[Task 1] Copy the passage of the piece on reading programs word for word, starting at "Thus statements like" and ending at "by thought experiments.".
[Task 2] Repeat the lines of the first block of entries verbatim, starting at the line that contains "bar-2004 (26, 847, 352, 868)" and ending at the line that contains "source-note: Fuente: Programa", with both of those lines included.

[Document]
Today we should also remember that visual programming (using graphical blocks), as the first step in programming, changes the meaning of "reading" programs. In fact, the Scratch environment is designed to use and modify other programs when building our own programs. Therefore, "reading" and "writing" such programs is a continuous integrated process of reading and writing, Then when students change their visual programming environment for textual, the same approch remains - they make use of subroutine libraries or programs found in the net to write their own programs
Maciej M. Syslo
I'm a big believer in empirical evidence. When it comes to learning, we need to test our models with experimentation and not rely on thought experiments. For example, students don't learn to read by reading. They learn to read by being immersed in a textual culture, by having parents read to them, and contrary to some expectation, by writing -- see this report: http://www.readingrockets.org/articles/researchbytopic/36871. The empirical evidence suggests that reading problems can help develop problem-solving skills more than just solving more problems, but at a certain level of experience -- see the work on expertise reversal effect for where it's more important to problem-solve than to read worked examples https://en.wikipedia.org/wiki/Expertise_reversal_effect.
Thus statements like "Simple reading programs does not help very much and teaches nothing if the context is not considered" need to be tested. We cannot assume that they are true on face value or by thought experiments.

[Record list]
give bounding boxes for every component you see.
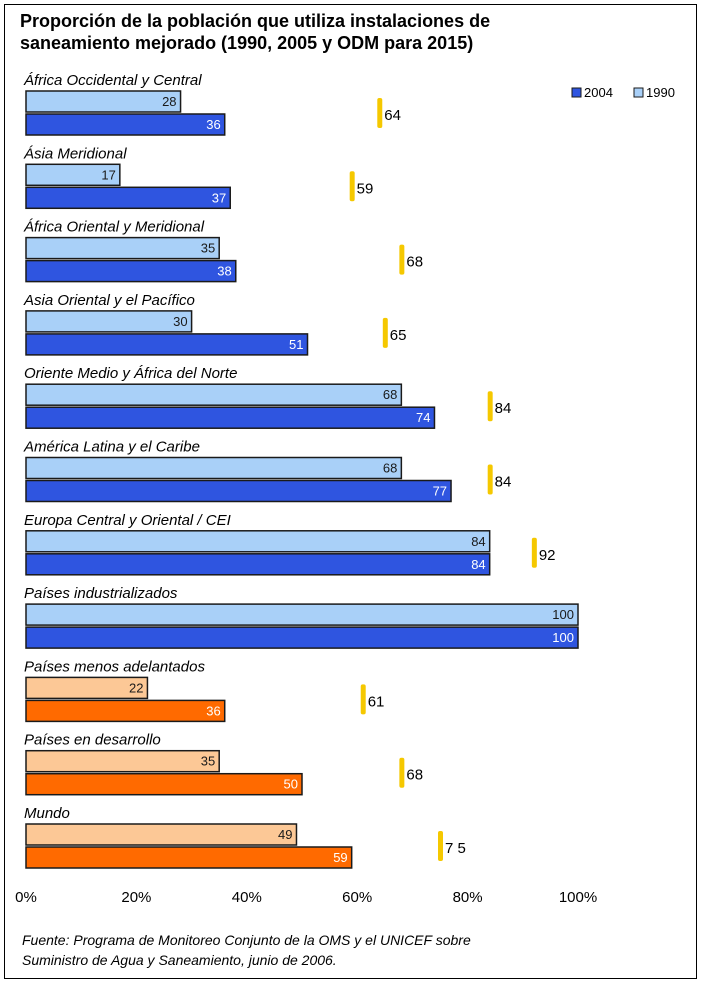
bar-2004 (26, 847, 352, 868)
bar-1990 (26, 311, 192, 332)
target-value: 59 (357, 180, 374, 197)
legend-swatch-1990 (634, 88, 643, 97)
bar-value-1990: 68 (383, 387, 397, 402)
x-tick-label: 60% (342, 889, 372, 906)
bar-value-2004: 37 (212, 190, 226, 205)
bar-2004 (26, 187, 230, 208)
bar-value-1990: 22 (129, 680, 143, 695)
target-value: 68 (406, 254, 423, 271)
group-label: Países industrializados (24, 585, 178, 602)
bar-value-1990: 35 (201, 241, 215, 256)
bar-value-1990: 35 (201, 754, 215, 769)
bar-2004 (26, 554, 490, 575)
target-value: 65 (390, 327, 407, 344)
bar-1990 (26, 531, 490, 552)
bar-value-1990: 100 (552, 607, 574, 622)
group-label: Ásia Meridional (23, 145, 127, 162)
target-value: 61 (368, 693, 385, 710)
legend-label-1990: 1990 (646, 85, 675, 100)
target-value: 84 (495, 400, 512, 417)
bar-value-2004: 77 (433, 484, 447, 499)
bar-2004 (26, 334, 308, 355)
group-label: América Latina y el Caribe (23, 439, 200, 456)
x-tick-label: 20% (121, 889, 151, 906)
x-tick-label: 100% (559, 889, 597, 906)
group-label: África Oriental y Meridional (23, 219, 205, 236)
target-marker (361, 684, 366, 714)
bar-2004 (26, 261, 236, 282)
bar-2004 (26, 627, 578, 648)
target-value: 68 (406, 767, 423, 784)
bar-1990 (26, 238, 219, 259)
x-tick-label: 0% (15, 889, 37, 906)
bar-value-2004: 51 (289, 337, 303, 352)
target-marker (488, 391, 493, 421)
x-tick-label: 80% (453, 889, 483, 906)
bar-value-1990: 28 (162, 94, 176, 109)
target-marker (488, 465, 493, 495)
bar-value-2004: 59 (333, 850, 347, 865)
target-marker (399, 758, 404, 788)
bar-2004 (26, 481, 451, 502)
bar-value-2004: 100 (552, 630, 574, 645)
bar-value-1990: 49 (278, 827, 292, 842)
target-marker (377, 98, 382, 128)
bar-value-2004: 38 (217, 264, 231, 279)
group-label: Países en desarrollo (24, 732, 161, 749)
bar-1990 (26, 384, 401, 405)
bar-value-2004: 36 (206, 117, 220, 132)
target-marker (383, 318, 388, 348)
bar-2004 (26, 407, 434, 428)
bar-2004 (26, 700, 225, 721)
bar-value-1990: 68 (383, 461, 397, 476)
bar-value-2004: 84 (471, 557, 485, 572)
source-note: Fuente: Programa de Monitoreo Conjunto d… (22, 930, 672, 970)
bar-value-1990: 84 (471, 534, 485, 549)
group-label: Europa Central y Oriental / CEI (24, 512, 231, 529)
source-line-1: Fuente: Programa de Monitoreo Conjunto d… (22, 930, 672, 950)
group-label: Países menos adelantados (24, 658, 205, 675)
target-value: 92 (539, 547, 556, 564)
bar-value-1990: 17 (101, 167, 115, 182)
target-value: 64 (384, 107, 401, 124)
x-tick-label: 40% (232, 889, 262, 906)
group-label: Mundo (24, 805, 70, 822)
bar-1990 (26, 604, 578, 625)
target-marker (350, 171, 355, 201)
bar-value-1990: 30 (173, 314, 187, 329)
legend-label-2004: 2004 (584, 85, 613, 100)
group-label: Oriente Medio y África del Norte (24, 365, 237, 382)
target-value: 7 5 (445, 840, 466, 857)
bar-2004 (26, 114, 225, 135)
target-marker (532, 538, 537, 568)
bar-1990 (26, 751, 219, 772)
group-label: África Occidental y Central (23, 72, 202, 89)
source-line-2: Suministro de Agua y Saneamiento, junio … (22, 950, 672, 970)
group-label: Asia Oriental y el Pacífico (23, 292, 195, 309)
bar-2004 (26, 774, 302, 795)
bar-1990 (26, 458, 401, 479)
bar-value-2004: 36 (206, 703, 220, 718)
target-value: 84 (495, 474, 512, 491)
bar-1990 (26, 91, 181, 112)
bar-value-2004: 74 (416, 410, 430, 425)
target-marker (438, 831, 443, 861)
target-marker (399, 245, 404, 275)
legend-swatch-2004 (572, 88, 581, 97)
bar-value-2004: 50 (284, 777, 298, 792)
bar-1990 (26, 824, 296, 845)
==
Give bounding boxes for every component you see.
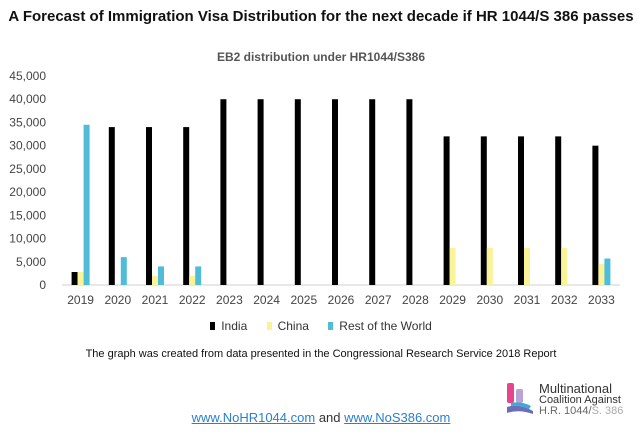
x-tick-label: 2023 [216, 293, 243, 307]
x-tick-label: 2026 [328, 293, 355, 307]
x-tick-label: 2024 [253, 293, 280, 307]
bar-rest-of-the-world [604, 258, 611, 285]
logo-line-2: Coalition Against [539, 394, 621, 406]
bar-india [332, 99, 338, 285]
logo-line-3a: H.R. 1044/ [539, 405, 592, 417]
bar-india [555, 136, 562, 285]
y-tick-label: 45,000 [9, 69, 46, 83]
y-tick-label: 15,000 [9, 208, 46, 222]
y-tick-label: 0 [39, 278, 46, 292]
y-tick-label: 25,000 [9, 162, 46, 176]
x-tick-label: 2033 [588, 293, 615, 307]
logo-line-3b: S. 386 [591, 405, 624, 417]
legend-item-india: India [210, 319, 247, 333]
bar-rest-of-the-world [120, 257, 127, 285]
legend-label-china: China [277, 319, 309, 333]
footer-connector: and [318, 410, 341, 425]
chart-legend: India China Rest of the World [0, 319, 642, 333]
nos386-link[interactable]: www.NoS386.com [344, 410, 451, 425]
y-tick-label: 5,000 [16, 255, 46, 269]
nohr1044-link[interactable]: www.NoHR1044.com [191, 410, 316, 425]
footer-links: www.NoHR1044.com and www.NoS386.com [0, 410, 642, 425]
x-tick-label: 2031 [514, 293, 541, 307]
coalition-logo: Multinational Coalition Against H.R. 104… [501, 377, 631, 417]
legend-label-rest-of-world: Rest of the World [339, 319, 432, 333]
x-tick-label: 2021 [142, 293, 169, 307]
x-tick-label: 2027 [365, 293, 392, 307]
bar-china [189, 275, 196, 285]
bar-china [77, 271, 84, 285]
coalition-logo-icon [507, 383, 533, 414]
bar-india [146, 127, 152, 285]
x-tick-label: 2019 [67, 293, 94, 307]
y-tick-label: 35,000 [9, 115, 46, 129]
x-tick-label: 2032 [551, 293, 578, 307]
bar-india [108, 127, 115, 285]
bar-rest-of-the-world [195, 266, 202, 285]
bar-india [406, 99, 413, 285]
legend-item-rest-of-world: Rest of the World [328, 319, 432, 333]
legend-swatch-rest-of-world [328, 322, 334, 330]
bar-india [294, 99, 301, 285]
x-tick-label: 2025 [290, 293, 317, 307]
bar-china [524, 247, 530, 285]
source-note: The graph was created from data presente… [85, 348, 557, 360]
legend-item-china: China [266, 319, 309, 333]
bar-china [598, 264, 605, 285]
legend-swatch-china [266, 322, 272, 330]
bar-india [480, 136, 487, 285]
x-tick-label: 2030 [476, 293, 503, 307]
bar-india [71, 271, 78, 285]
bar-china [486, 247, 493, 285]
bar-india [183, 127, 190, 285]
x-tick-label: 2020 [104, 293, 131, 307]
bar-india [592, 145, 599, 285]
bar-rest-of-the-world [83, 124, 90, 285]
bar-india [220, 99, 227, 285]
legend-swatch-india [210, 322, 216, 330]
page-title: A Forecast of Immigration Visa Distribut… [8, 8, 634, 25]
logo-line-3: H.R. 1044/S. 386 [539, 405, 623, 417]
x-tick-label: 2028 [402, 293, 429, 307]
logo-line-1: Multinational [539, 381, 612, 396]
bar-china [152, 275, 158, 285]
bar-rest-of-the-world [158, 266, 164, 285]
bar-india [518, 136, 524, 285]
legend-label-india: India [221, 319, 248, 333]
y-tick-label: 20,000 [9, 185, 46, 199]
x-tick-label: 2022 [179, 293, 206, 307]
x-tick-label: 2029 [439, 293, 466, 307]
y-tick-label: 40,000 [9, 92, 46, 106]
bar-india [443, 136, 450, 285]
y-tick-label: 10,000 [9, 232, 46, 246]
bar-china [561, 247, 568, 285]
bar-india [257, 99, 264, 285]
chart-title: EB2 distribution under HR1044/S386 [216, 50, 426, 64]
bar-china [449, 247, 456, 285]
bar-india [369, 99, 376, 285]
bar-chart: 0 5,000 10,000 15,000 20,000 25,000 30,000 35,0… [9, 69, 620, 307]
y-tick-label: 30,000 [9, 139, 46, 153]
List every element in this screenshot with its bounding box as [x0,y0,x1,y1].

[Solution 1]
Thus statements like "Simple reading programs does not help very much and teaches nothing if the context is not considered" need to be tested. We cannot assume that they are true on face value or by thought experiments.

[Solution 2]
bar-2004 (26, 847, 352, 868)
bar-1990 (26, 311, 192, 332)
target-value: 59 (357, 180, 374, 197)
legend-swatch-1990 (634, 88, 643, 97)
bar-value-1990: 68 (383, 387, 397, 402)
x-tick-label: 60% (342, 889, 372, 906)
bar-value-2004: 37 (212, 190, 226, 205)
bar-2004 (26, 187, 230, 208)
bar-value-1990: 22 (129, 680, 143, 695)
target-value: 68 (406, 254, 423, 271)
group-label: Países industrializados (24, 585, 178, 602)
bar-value-1990: 35 (201, 241, 215, 256)
bar-value-1990: 35 (201, 754, 215, 769)
bar-2004 (26, 554, 490, 575)
target-value: 65 (390, 327, 407, 344)
bar-1990 (26, 531, 490, 552)
bar-value-1990: 100 (552, 607, 574, 622)
group-label: Ásia Meridional (23, 145, 127, 162)
target-value: 61 (368, 693, 385, 710)
legend-label-1990: 1990 (646, 85, 675, 100)
target-value: 84 (495, 400, 512, 417)
bar-value-2004: 77 (433, 484, 447, 499)
bar-2004 (26, 334, 308, 355)
group-label: América Latina y el Caribe (23, 439, 200, 456)
x-tick-label: 20% (121, 889, 151, 906)
x-tick-label: 100% (559, 889, 597, 906)
group-label: África Oriental y Meridional (23, 219, 205, 236)
target-marker (361, 684, 366, 714)
bar-2004 (26, 261, 236, 282)
bar-2004 (26, 627, 578, 648)
target-value: 68 (406, 767, 423, 784)
bar-1990 (26, 238, 219, 259)
x-tick-label: 0% (15, 889, 37, 906)
bar-value-2004: 51 (289, 337, 303, 352)
target-marker (488, 391, 493, 421)
x-tick-label: 80% (453, 889, 483, 906)
bar-value-1990: 28 (162, 94, 176, 109)
target-marker (488, 465, 493, 495)
bar-value-2004: 59 (333, 850, 347, 865)
target-marker (399, 758, 404, 788)
bar-2004 (26, 481, 451, 502)
bar-value-2004: 100 (552, 630, 574, 645)
bar-value-1990: 49 (278, 827, 292, 842)
target-marker (377, 98, 382, 128)
bar-value-2004: 38 (217, 264, 231, 279)
group-label: Países en desarrollo (24, 732, 161, 749)
bar-1990 (26, 384, 401, 405)
bar-value-2004: 36 (206, 117, 220, 132)
target-marker (383, 318, 388, 348)
bar-2004 (26, 407, 434, 428)
bar-2004 (26, 700, 225, 721)
bar-value-1990: 68 (383, 461, 397, 476)
bar-value-2004: 84 (471, 557, 485, 572)
source-note: Fuente: Programa de Monitoreo Conjunto d… (22, 930, 672, 970)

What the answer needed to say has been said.